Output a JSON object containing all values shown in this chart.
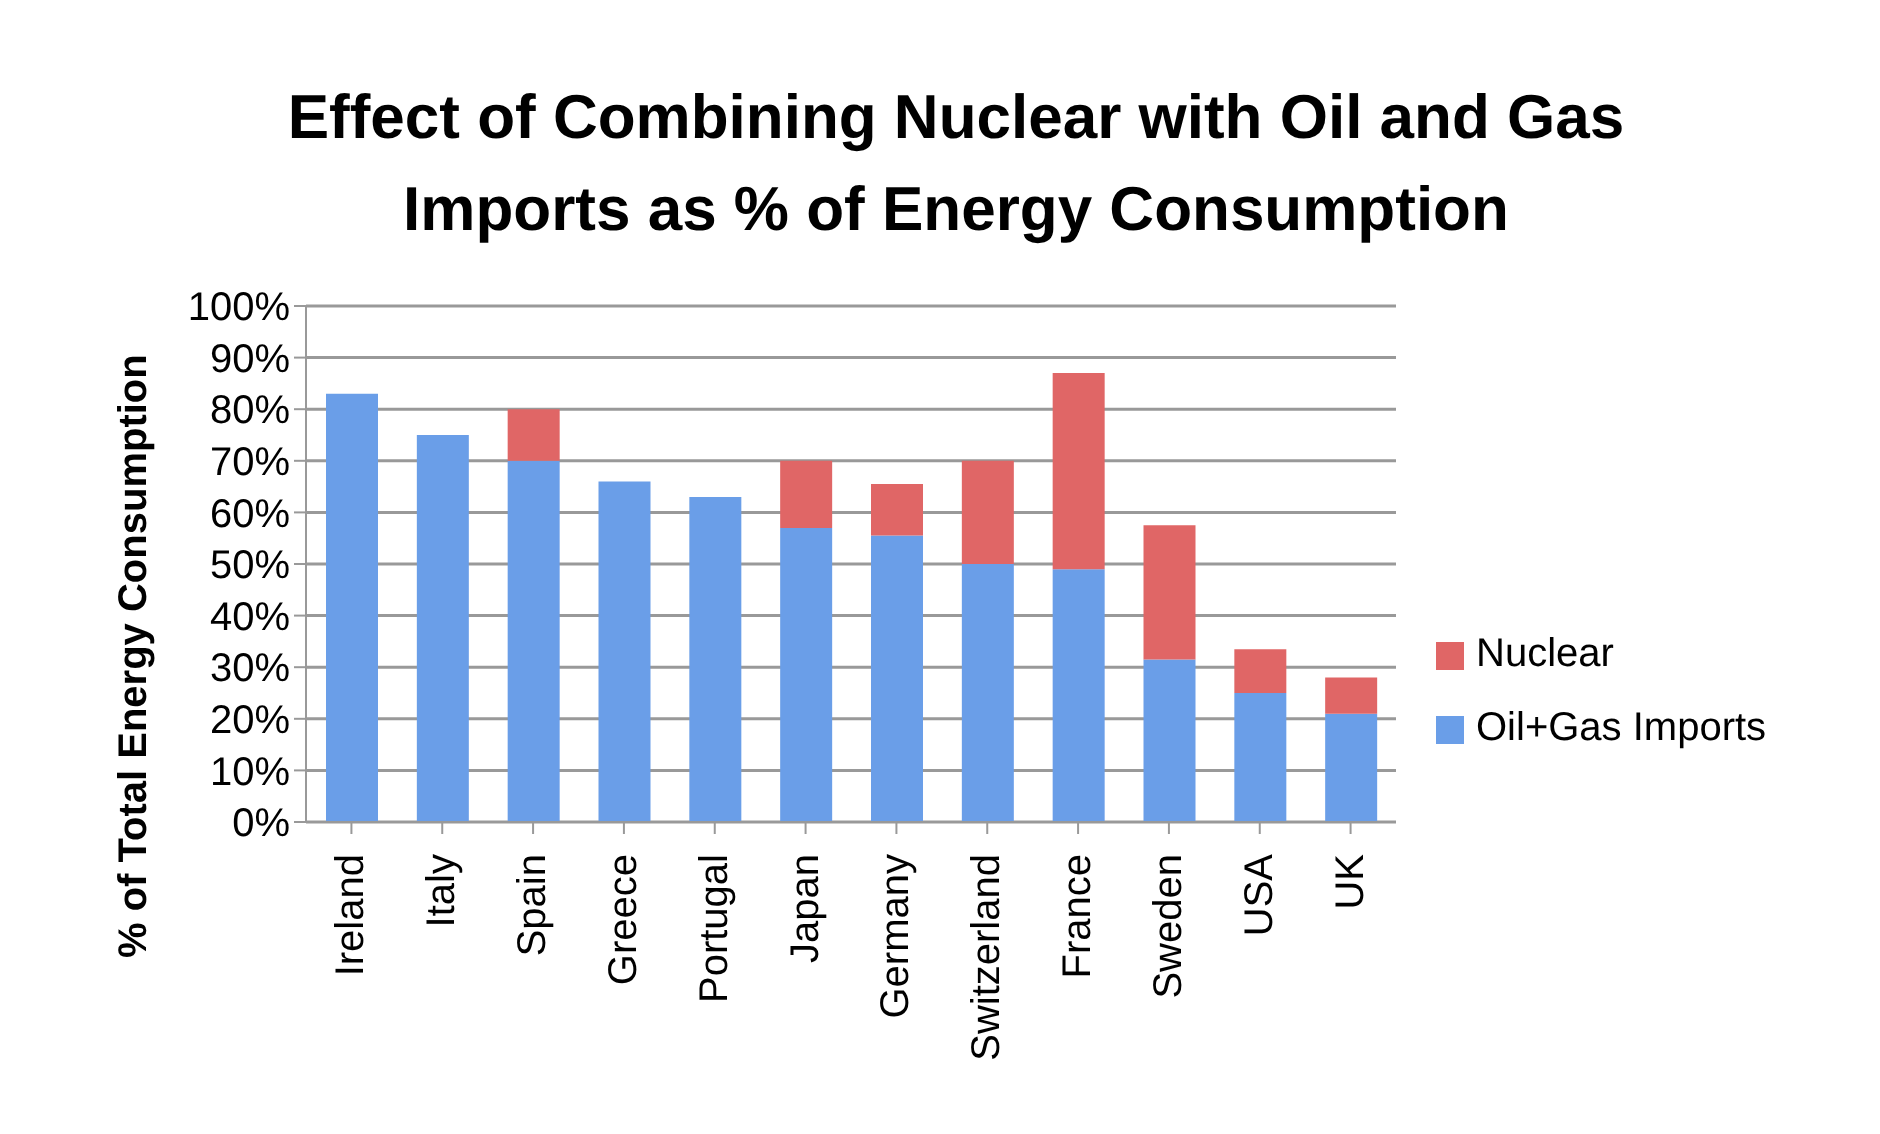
{
  "chart_data": {
    "type": "bar",
    "title": "Effect of Combining Nuclear with Oil and Gas Imports as % of Energy Consumption",
    "ylabel": "% of Total Energy Consumption",
    "categories": [
      "Ireland",
      "Italy",
      "Spain",
      "Greece",
      "Portugal",
      "Japan",
      "Germany",
      "Switzerland",
      "France",
      "Sweden",
      "USA",
      "UK"
    ],
    "stacked": true,
    "series": [
      {
        "name": "Oil+Gas Imports",
        "color": "#6a9ee8",
        "values": [
          83,
          75,
          70,
          66,
          63,
          57,
          55.5,
          50,
          49,
          31.5,
          25,
          21
        ]
      },
      {
        "name": "Nuclear",
        "color": "#e06666",
        "values": [
          0,
          0,
          10,
          0,
          0,
          13,
          10,
          20,
          38,
          26,
          8.5,
          7
        ]
      }
    ],
    "ylim": [
      0,
      100
    ],
    "yticks": [
      {
        "value": 0,
        "label": "0%"
      },
      {
        "value": 10,
        "label": "10%"
      },
      {
        "value": 20,
        "label": "20%"
      },
      {
        "value": 30,
        "label": "30%"
      },
      {
        "value": 40,
        "label": "40%"
      },
      {
        "value": 50,
        "label": "50%"
      },
      {
        "value": 60,
        "label": "60%"
      },
      {
        "value": 70,
        "label": "70%"
      },
      {
        "value": 80,
        "label": "80%"
      },
      {
        "value": 90,
        "label": "90%"
      },
      {
        "value": 100,
        "label": "100%"
      }
    ],
    "grid": "y",
    "legend": "right"
  }
}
********
WHAT THE TASK ASKS
Restate the whole of the material word for word without the pictures.

EXERCISE ANSWER
Output a JSON object containing all values shown in this chart.
{
  "chart_data": {
    "type": "bar",
    "title": "Effect of Combining Nuclear with Oil and Gas Imports as % of Energy Consumption",
    "ylabel": "% of Total Energy Consumption",
    "categories": [
      "Ireland",
      "Italy",
      "Spain",
      "Greece",
      "Portugal",
      "Japan",
      "Germany",
      "Switzerland",
      "France",
      "Sweden",
      "USA",
      "UK"
    ],
    "stacked": true,
    "series": [
      {
        "name": "Oil+Gas Imports",
        "color": "#6a9ee8",
        "values": [
          83,
          75,
          70,
          66,
          63,
          57,
          55.5,
          50,
          49,
          31.5,
          25,
          21
        ]
      },
      {
        "name": "Nuclear",
        "color": "#e06666",
        "values": [
          0,
          0,
          10,
          0,
          0,
          13,
          10,
          20,
          38,
          26,
          8.5,
          7
        ]
      }
    ],
    "ylim": [
      0,
      100
    ],
    "yticks": [
      {
        "value": 0,
        "label": "0%"
      },
      {
        "value": 10,
        "label": "10%"
      },
      {
        "value": 20,
        "label": "20%"
      },
      {
        "value": 30,
        "label": "30%"
      },
      {
        "value": 40,
        "label": "40%"
      },
      {
        "value": 50,
        "label": "50%"
      },
      {
        "value": 60,
        "label": "60%"
      },
      {
        "value": 70,
        "label": "70%"
      },
      {
        "value": 80,
        "label": "80%"
      },
      {
        "value": 90,
        "label": "90%"
      },
      {
        "value": 100,
        "label": "100%"
      }
    ],
    "grid": "y",
    "legend": "right"
  }
}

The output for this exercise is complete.